Aim of the task: Pictures stay out of the copy; restate everything else in the material exactly.

Stored data entries:
- - - -
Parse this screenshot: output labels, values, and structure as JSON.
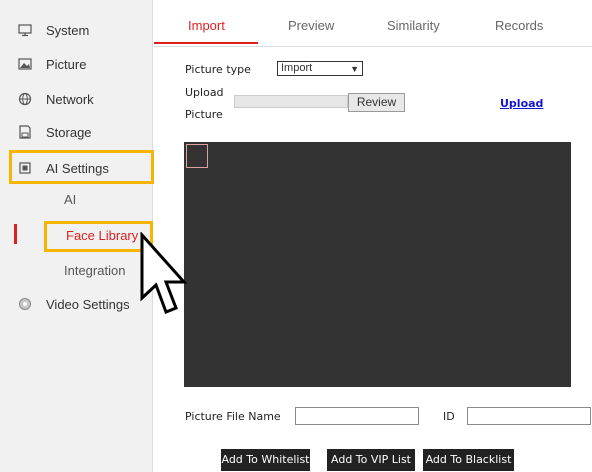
{
  "sidebar": {
    "items": [
      {
        "label": "System",
        "icon": "monitor-icon"
      },
      {
        "label": "Picture",
        "icon": "picture-icon"
      },
      {
        "label": "Network",
        "icon": "globe-icon"
      },
      {
        "label": "Storage",
        "icon": "storage-icon"
      },
      {
        "label": "AI Settings",
        "icon": "ai-settings-icon"
      },
      {
        "label": "Video Settings",
        "icon": "video-settings-icon"
      }
    ],
    "sub_items": [
      {
        "label": "AI"
      },
      {
        "label": "Face Library"
      },
      {
        "label": "Integration"
      }
    ],
    "active_color": "#e02020",
    "highlight_color": "#f7b500"
  },
  "tabs": [
    {
      "label": "Import"
    },
    {
      "label": "Preview"
    },
    {
      "label": "Similarity"
    },
    {
      "label": "Records"
    }
  ],
  "form": {
    "picture_type_label": "Picture type",
    "picture_type_value": "Import",
    "upload_picture_label_line1": "Upload",
    "upload_picture_label_line2": "Picture",
    "review_button": "Review",
    "upload_link": "Upload",
    "file_name_label": "Picture File Name",
    "file_name_value": "",
    "id_label": "ID",
    "id_value": ""
  },
  "buttons": {
    "whitelist": "Add To Whitelist",
    "vip": "Add To VIP List",
    "blacklist": "Add To Blacklist"
  }
}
- - - -
Output of the exercise:
Parse this screenshot: output labels, values, and structure as JSON.
{
  "sidebar": {
    "items": [
      {
        "label": "System",
        "icon": "monitor-icon"
      },
      {
        "label": "Picture",
        "icon": "picture-icon"
      },
      {
        "label": "Network",
        "icon": "globe-icon"
      },
      {
        "label": "Storage",
        "icon": "storage-icon"
      },
      {
        "label": "AI Settings",
        "icon": "ai-settings-icon"
      },
      {
        "label": "Video Settings",
        "icon": "video-settings-icon"
      }
    ],
    "sub_items": [
      {
        "label": "AI"
      },
      {
        "label": "Face Library"
      },
      {
        "label": "Integration"
      }
    ],
    "active_color": "#e02020",
    "highlight_color": "#f7b500"
  },
  "tabs": [
    {
      "label": "Import"
    },
    {
      "label": "Preview"
    },
    {
      "label": "Similarity"
    },
    {
      "label": "Records"
    }
  ],
  "form": {
    "picture_type_label": "Picture type",
    "picture_type_value": "Import",
    "upload_picture_label_line1": "Upload",
    "upload_picture_label_line2": "Picture",
    "review_button": "Review",
    "upload_link": "Upload",
    "file_name_label": "Picture File Name",
    "file_name_value": "",
    "id_label": "ID",
    "id_value": ""
  },
  "buttons": {
    "whitelist": "Add To Whitelist",
    "vip": "Add To VIP List",
    "blacklist": "Add To Blacklist"
  }
}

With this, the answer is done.